= SHORT TASK =
Your task is to copy the listing exactly. Drop any pictures from the copy.

= INPUT DATA =
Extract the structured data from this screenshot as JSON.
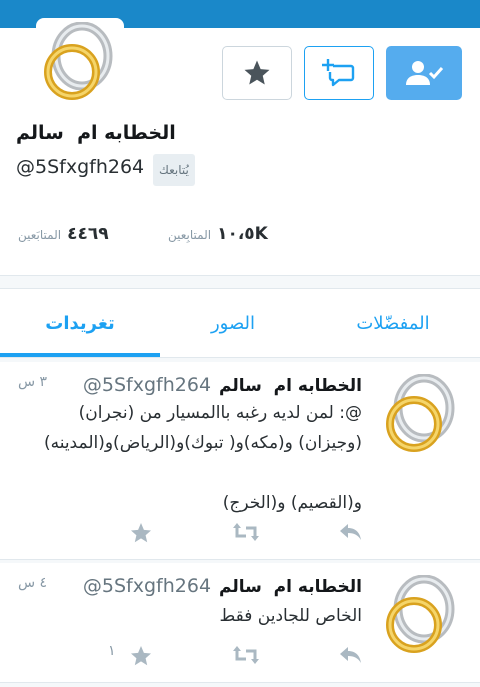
{
  "colors": {
    "topbar": "#1a88c9",
    "accent": "#1da1f2",
    "follow_button": "#55acee"
  },
  "profile": {
    "name": "الخطابه ام  سالم",
    "handle": "@5Sfxgfh264",
    "follows_you_label": "يُتابعك",
    "following_count": "٤٤٦٩",
    "following_label": "المتابَعين",
    "followers_count": "١٠،٥K",
    "followers_label": "المتابِعين",
    "buttons": {
      "favorite_icon": "star-icon",
      "message_icon": "message-add-icon",
      "follow_icon": "user-check-icon"
    }
  },
  "tabs": [
    {
      "label": "تغريدات",
      "active": true
    },
    {
      "label": "الصور",
      "active": false
    },
    {
      "label": "المفضّلات",
      "active": false
    }
  ],
  "tweets": [
    {
      "name": "الخطابه ام  سالم",
      "handle": "@5Sfxgfh264",
      "time": "٣ س",
      "text": "@: لمن لديه رغبه باالمسيار من (نجران)\n(وجيزان) و(مكه)و( تبوك)و(الرياض)و(المدينه)\n\nو(القصيم) و(الخرج)",
      "fav_count": ""
    },
    {
      "name": "الخطابه ام  سالم",
      "handle": "@5Sfxgfh264",
      "time": "٤ س",
      "text": "الخاص للجادين فقط",
      "fav_count": "١"
    }
  ]
}
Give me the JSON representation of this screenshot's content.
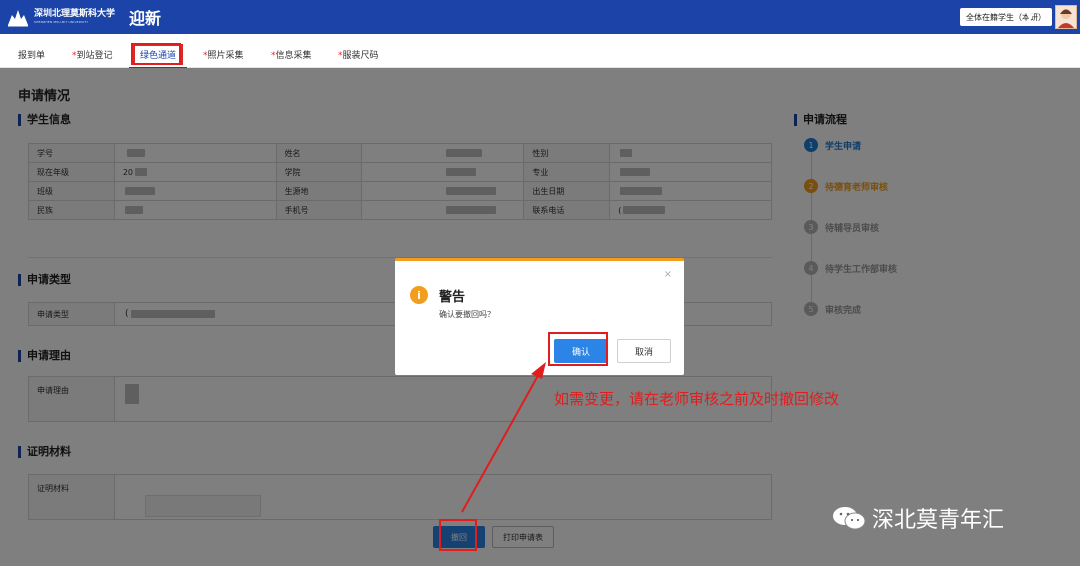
{
  "header": {
    "logo_cn": "深圳北理莫斯科大学",
    "logo_en": "SHENZHEN MSU-BIT UNIVERSITY",
    "app_title": "迎新",
    "user_role": "全体在籍学生（本研）"
  },
  "tabs": [
    {
      "label": "报到单",
      "required": ""
    },
    {
      "label": "到站登记",
      "required": "*"
    },
    {
      "label": "绿色通道",
      "required": ""
    },
    {
      "label": "照片采集",
      "required": "*"
    },
    {
      "label": "信息采集",
      "required": "*"
    },
    {
      "label": "服装尺码",
      "required": "*"
    }
  ],
  "page_title": "申请情况",
  "student_info": {
    "title": "学生信息",
    "rows": [
      [
        "学号",
        "",
        "姓名",
        "",
        "性别",
        ""
      ],
      [
        "现在年级",
        "20",
        "学院",
        "",
        "专业",
        ""
      ],
      [
        "班级",
        "",
        "生源地",
        "",
        "出生日期",
        ""
      ],
      [
        "民族",
        "",
        "手机号",
        "",
        "联系电话",
        "("
      ]
    ]
  },
  "application_type": {
    "title": "申请类型",
    "label": "申请类型",
    "value_prefix": "("
  },
  "application_reason": {
    "title": "申请理由",
    "label": "申请理由"
  },
  "proof": {
    "title": "证明材料",
    "label": "证明材料"
  },
  "flow": {
    "title": "申请流程",
    "steps": [
      {
        "num": "1",
        "label": "学生申请",
        "color": "#1c7ed6"
      },
      {
        "num": "2",
        "label": "待德育老师审核",
        "color": "#f29d1d"
      },
      {
        "num": "3",
        "label": "待辅导员审核",
        "color": "#b5b5b5"
      },
      {
        "num": "4",
        "label": "待学生工作部审核",
        "color": "#b5b5b5"
      },
      {
        "num": "5",
        "label": "审核完成",
        "color": "#b5b5b5"
      }
    ]
  },
  "actions": {
    "withdraw": "撤回",
    "print": "打印申请表"
  },
  "dialog": {
    "icon": "i",
    "close": "×",
    "title": "警告",
    "message": "确认要撤回吗？",
    "ok": "确认",
    "cancel": "取消"
  },
  "annotation": "如需变更，请在老师审核之前及时撤回修改",
  "watermark": "深北莫青年汇",
  "colors": {
    "brand": "#1c44a8",
    "warning": "#f29d1d",
    "primary": "#2c85e6",
    "highlight": "#e11d1d"
  }
}
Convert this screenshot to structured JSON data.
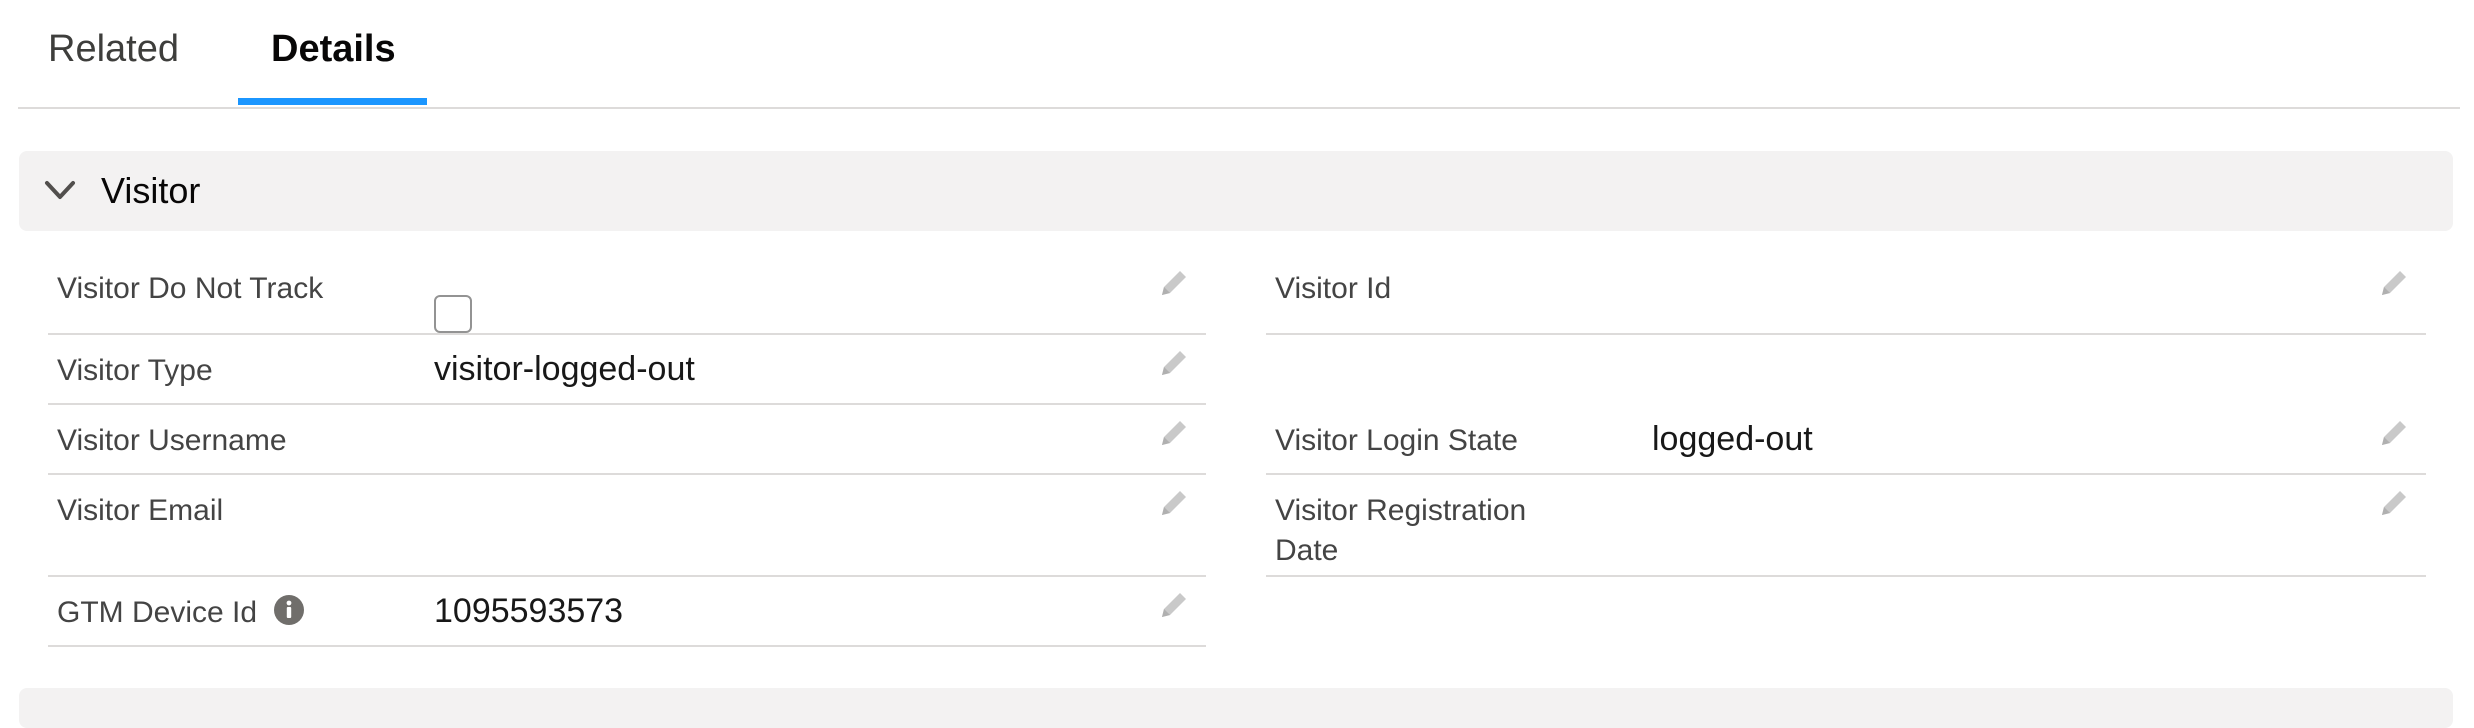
{
  "tabs": [
    {
      "label": "Related",
      "active": false
    },
    {
      "label": "Details",
      "active": true
    }
  ],
  "section": {
    "title": "Visitor",
    "expanded": true
  },
  "fields": {
    "visitor_do_not_track": {
      "label": "Visitor Do Not Track",
      "checked": false
    },
    "visitor_id": {
      "label": "Visitor Id",
      "value": ""
    },
    "visitor_type": {
      "label": "Visitor Type",
      "value": "visitor-logged-out"
    },
    "visitor_username": {
      "label": "Visitor Username",
      "value": ""
    },
    "visitor_login_state": {
      "label": "Visitor Login State",
      "value": "logged-out"
    },
    "visitor_email": {
      "label": "Visitor Email",
      "value": ""
    },
    "visitor_registration_date": {
      "label_line1": "Visitor Registration",
      "label_line2": "Date",
      "value": ""
    },
    "gtm_device_id": {
      "label": "GTM Device Id",
      "value": "1095593573"
    }
  },
  "icons": {
    "edit": "pencil-icon",
    "info": "info-icon",
    "toggle": "chevron-down-icon"
  },
  "colors": {
    "tab_active_underline": "#1b96ff",
    "section_bg": "#f3f2f2",
    "divider": "#dddbda"
  }
}
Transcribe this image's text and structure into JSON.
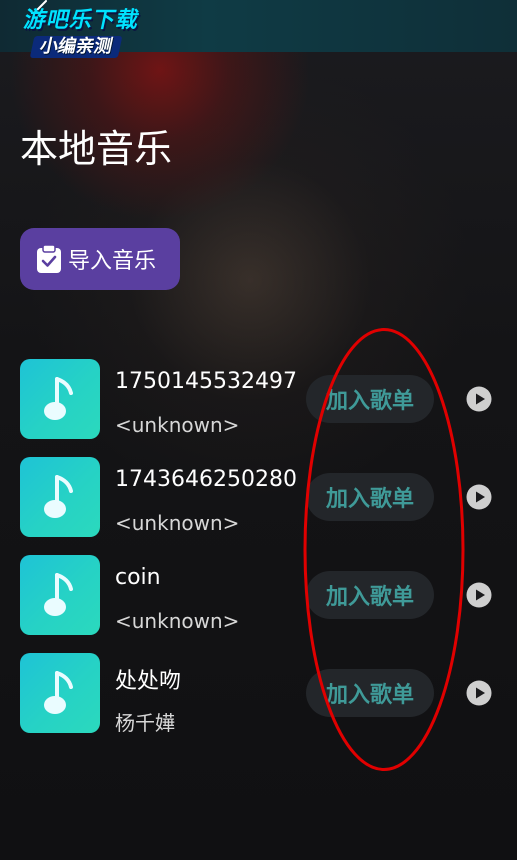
{
  "watermark": {
    "line1": "游吧乐下载",
    "line2": "小编亲测"
  },
  "header": {
    "title": "本地音乐"
  },
  "toolbar": {
    "import_label": "导入音乐",
    "import_icon": "clipboard-check-icon"
  },
  "songs": [
    {
      "title": "1750145532497",
      "artist": "<unknown>",
      "add_label": "加入歌单",
      "play_icon": "play-icon"
    },
    {
      "title": "1743646250280",
      "artist": "<unknown>",
      "add_label": "加入歌单",
      "play_icon": "play-icon"
    },
    {
      "title": "coin",
      "artist": "<unknown>",
      "add_label": "加入歌单",
      "play_icon": "play-icon"
    },
    {
      "title": "处处吻",
      "artist": "杨千嬅",
      "add_label": "加入歌单",
      "play_icon": "play-icon"
    }
  ],
  "colors": {
    "accent_purple": "#5a3fa0",
    "thumb_teal": "#26d2c5",
    "add_text": "#3f9a98",
    "annotation_red": "#e00000"
  }
}
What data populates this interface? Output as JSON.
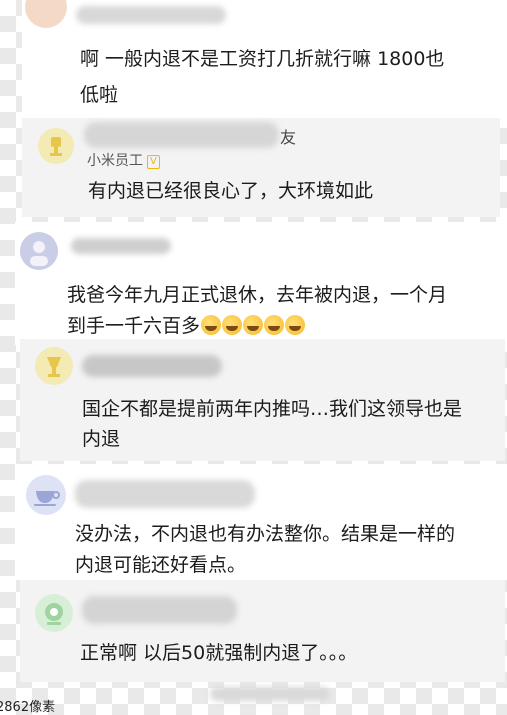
{
  "comments": [
    {
      "text_line1": "啊 一般内退不是工资打几折就行嘛 1800也",
      "text_line2": "低啦",
      "reply": {
        "username_suffix": "友",
        "badge": "小米员工",
        "badge_tag": "V",
        "text": "有内退已经很良心了，大环境如此"
      }
    },
    {
      "text_line1": "我爸今年九月正式退休，去年被内退，一个月",
      "text_line2": "到手一千六百多",
      "emoji_count": 5,
      "reply": {
        "text_line1": "国企不都是提前两年内推吗…我们这领导也是",
        "text_line2": "内退"
      }
    },
    {
      "text_line1": "没办法，不内退也有办法整你。结果是一样的",
      "text_line2": "内退可能还好看点。",
      "reply": {
        "text": "正常啊 以后50就强制内退了。。。"
      }
    }
  ],
  "footer": {
    "text": "2862像素"
  },
  "colors": {
    "accent": "#f2b705",
    "text": "#1c1c1c"
  },
  "icons": [
    "avatar-icon",
    "trophy-icon",
    "teacup-icon",
    "camera-icon"
  ]
}
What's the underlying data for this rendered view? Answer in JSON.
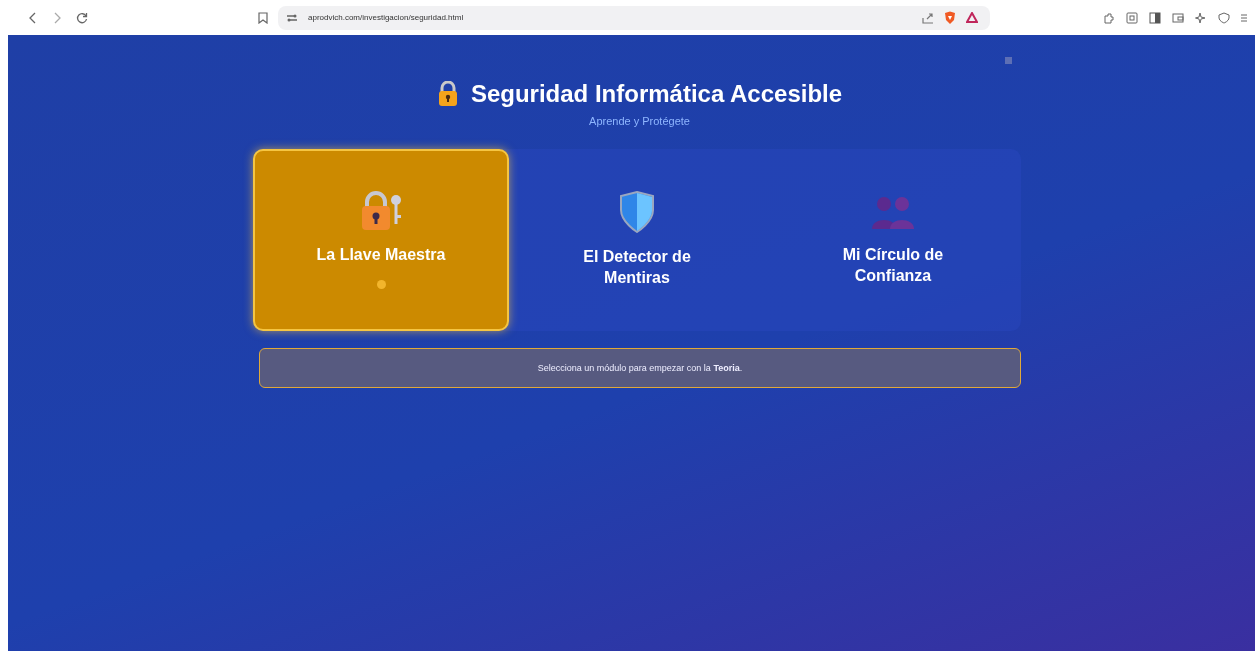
{
  "browser": {
    "url": "aprodvich.com/investigacion/seguridad.html"
  },
  "header": {
    "title": "Seguridad Informática Accesible",
    "subtitle": "Aprende y Protégete"
  },
  "modules": [
    {
      "kind": "lock",
      "label": "La Llave Maestra",
      "selected": true
    },
    {
      "kind": "shield",
      "label": "El Detector de Mentiras",
      "selected": false
    },
    {
      "kind": "people",
      "label": "Mi Círculo de Confianza",
      "selected": false
    }
  ],
  "message": "Selecciona un módulo para empezar con la **Teoria**."
}
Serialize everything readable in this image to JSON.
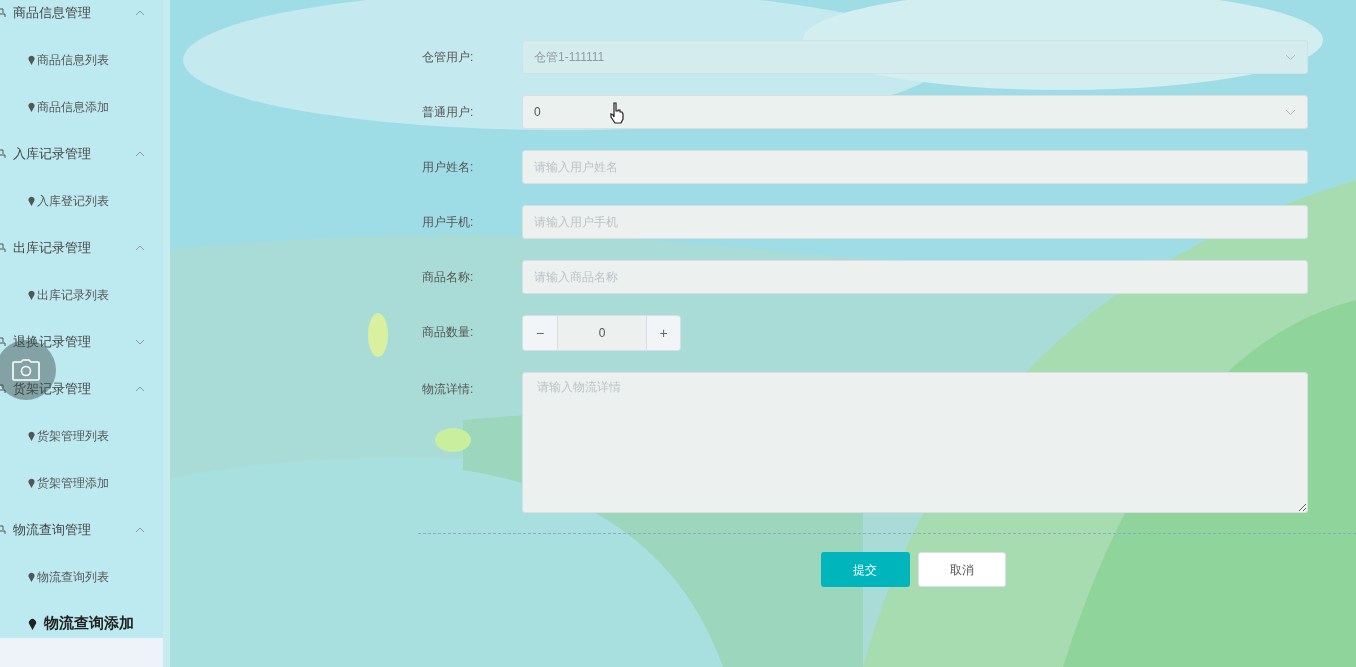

= THE COMPLETED TASK =
Extract the structured data from this screenshot as JSON.
{
  "colors": {
    "topbar": "#1a88c9",
    "accent": "#1da1f2",
    "follow_button": "#55acee"
  },
  "profile": {
    "name": "الخطابه ام  سالم",
    "handle": "@5Sfxgfh264",
    "follows_you_label": "يُتابعك",
    "following_count": "٤٤٦٩",
    "following_label": "المتابَعين",
    "followers_count": "١٠،٥K",
    "followers_label": "المتابِعين",
    "buttons": {
      "favorite_icon": "star-icon",
      "message_icon": "message-add-icon",
      "follow_icon": "user-check-icon"
    }
  },
  "tabs": [
    {
      "label": "تغريدات",
      "active": true
    },
    {
      "label": "الصور",
      "active": false
    },
    {
      "label": "المفضّلات",
      "active": false
    }
  ],
  "tweets": [
    {
      "name": "الخطابه ام  سالم",
      "handle": "@5Sfxgfh264",
      "time": "٣ س",
      "text": "@: لمن لديه رغبه باالمسيار من (نجران)\n(وجيزان) و(مكه)و( تبوك)و(الرياض)و(المدينه)\n\nو(القصيم) و(الخرج)",
      "fav_count": ""
    },
    {
      "name": "الخطابه ام  سالم",
      "handle": "@5Sfxgfh264",
      "time": "٤ س",
      "text": "الخاص للجادين فقط",
      "fav_count": "١"
    }
  ]
}
Give me the JSON representation of this screenshot's content.
{
  "header": {
    "logo_cn": "深圳北理莫斯科大学",
    "logo_en": "SHENZHEN MSU-BIT UNIVERSITY",
    "app_title": "迎新",
    "user_role": "全体在籍学生（本研）"
  },
  "tabs": [
    {
      "label": "报到单",
      "required": ""
    },
    {
      "label": "到站登记",
      "required": "*"
    },
    {
      "label": "绿色通道",
      "required": ""
    },
    {
      "label": "照片采集",
      "required": "*"
    },
    {
      "label": "信息采集",
      "required": "*"
    },
    {
      "label": "服装尺码",
      "required": "*"
    }
  ],
  "page_title": "申请情况",
  "student_info": {
    "title": "学生信息",
    "rows": [
      [
        "学号",
        "",
        "姓名",
        "",
        "性别",
        ""
      ],
      [
        "现在年级",
        "20",
        "学院",
        "",
        "专业",
        ""
      ],
      [
        "班级",
        "",
        "生源地",
        "",
        "出生日期",
        ""
      ],
      [
        "民族",
        "",
        "手机号",
        "",
        "联系电话",
        "("
      ]
    ]
  },
  "application_type": {
    "title": "申请类型",
    "label": "申请类型",
    "value_prefix": "("
  },
  "application_reason": {
    "title": "申请理由",
    "label": "申请理由"
  },
  "proof": {
    "title": "证明材料",
    "label": "证明材料"
  },
  "flow": {
    "title": "申请流程",
    "steps": [
      {
        "num": "1",
        "label": "学生申请",
        "color": "#1c7ed6"
      },
      {
        "num": "2",
        "label": "待德育老师审核",
        "color": "#f29d1d"
      },
      {
        "num": "3",
        "label": "待辅导员审核",
        "color": "#b5b5b5"
      },
      {
        "num": "4",
        "label": "待学生工作部审核",
        "color": "#b5b5b5"
      },
      {
        "num": "5",
        "label": "审核完成",
        "color": "#b5b5b5"
      }
    ]
  },
  "actions": {
    "withdraw": "撤回",
    "print": "打印申请表"
  },
  "dialog": {
    "icon": "i",
    "close": "×",
    "title": "警告",
    "message": "确认要撤回吗？",
    "ok": "确认",
    "cancel": "取消"
  },
  "annotation": "如需变更，请在老师审核之前及时撤回修改",
  "watermark": "深北莫青年汇",
  "colors": {
    "brand": "#1c44a8",
    "warning": "#f29d1d",
    "primary": "#2c85e6",
    "highlight": "#e11d1d"
  }
}
Convert this screenshot to structured JSON data.
{
  "tabs": [
    {
      "label": "Related",
      "active": false
    },
    {
      "label": "Details",
      "active": true
    }
  ],
  "section": {
    "title": "Visitor",
    "expanded": true
  },
  "fields": {
    "visitor_do_not_track": {
      "label": "Visitor Do Not Track",
      "checked": false
    },
    "visitor_id": {
      "label": "Visitor Id",
      "value": ""
    },
    "visitor_type": {
      "label": "Visitor Type",
      "value": "visitor-logged-out"
    },
    "visitor_username": {
      "label": "Visitor Username",
      "value": ""
    },
    "visitor_login_state": {
      "label": "Visitor Login State",
      "value": "logged-out"
    },
    "visitor_email": {
      "label": "Visitor Email",
      "value": ""
    },
    "visitor_registration_date": {
      "label_line1": "Visitor Registration",
      "label_line2": "Date",
      "value": ""
    },
    "gtm_device_id": {
      "label": "GTM Device Id",
      "value": "1095593573"
    }
  },
  "icons": {
    "edit": "pencil-icon",
    "info": "info-icon",
    "toggle": "chevron-down-icon"
  },
  "colors": {
    "tab_active_underline": "#1b96ff",
    "section_bg": "#f3f2f2",
    "divider": "#dddbda"
  }
}
Transcribe this image's text and structure into JSON.
{
  "watermark": {
    "line1": "游吧乐下载",
    "line2": "小编亲测"
  },
  "header": {
    "title": "本地音乐"
  },
  "toolbar": {
    "import_label": "导入音乐",
    "import_icon": "clipboard-check-icon"
  },
  "songs": [
    {
      "title": "1750145532497",
      "artist": "<unknown>",
      "add_label": "加入歌单",
      "play_icon": "play-icon"
    },
    {
      "title": "1743646250280",
      "artist": "<unknown>",
      "add_label": "加入歌单",
      "play_icon": "play-icon"
    },
    {
      "title": "coin",
      "artist": "<unknown>",
      "add_label": "加入歌单",
      "play_icon": "play-icon"
    },
    {
      "title": "处处吻",
      "artist": "杨千嬅",
      "add_label": "加入歌单",
      "play_icon": "play-icon"
    }
  ],
  "colors": {
    "accent_purple": "#5a3fa0",
    "thumb_teal": "#26d2c5",
    "add_text": "#3f9a98",
    "annotation_red": "#e00000"
  }
}
What data populates this interface? Output as JSON.
{
  "comments": [
    {
      "text_line1": "啊 一般内退不是工资打几折就行嘛 1800也",
      "text_line2": "低啦",
      "reply": {
        "username_suffix": "友",
        "badge": "小米员工",
        "badge_tag": "V",
        "text": "有内退已经很良心了，大环境如此"
      }
    },
    {
      "text_line1": "我爸今年九月正式退休，去年被内退，一个月",
      "text_line2": "到手一千六百多",
      "emoji_count": 5,
      "reply": {
        "text_line1": "国企不都是提前两年内推吗…我们这领导也是",
        "text_line2": "内退"
      }
    },
    {
      "text_line1": "没办法，不内退也有办法整你。结果是一样的",
      "text_line2": "内退可能还好看点。",
      "reply": {
        "text": "正常啊 以后50就强制内退了。。。"
      }
    }
  ],
  "footer": {
    "text": "2862像素"
  },
  "colors": {
    "accent": "#f2b705",
    "text": "#1c1c1c"
  },
  "icons": [
    "avatar-icon",
    "trophy-icon",
    "teacup-icon",
    "camera-icon"
  ]
}
What's the underlying data for this rendered view? Answer in JSON.
{
  "browser": {
    "url": "aprodvich.com/investigacion/seguridad.html"
  },
  "header": {
    "title": "Seguridad Informática Accesible",
    "subtitle": "Aprende y Protégete"
  },
  "modules": [
    {
      "kind": "lock",
      "label": "La Llave Maestra",
      "selected": true
    },
    {
      "kind": "shield",
      "label": "El Detector de Mentiras",
      "selected": false
    },
    {
      "kind": "people",
      "label": "Mi Círculo de Confianza",
      "selected": false
    }
  ],
  "message": "Selecciona un módulo para empezar con la **Teoria**."
}
Serialize everything readable in this image to JSON.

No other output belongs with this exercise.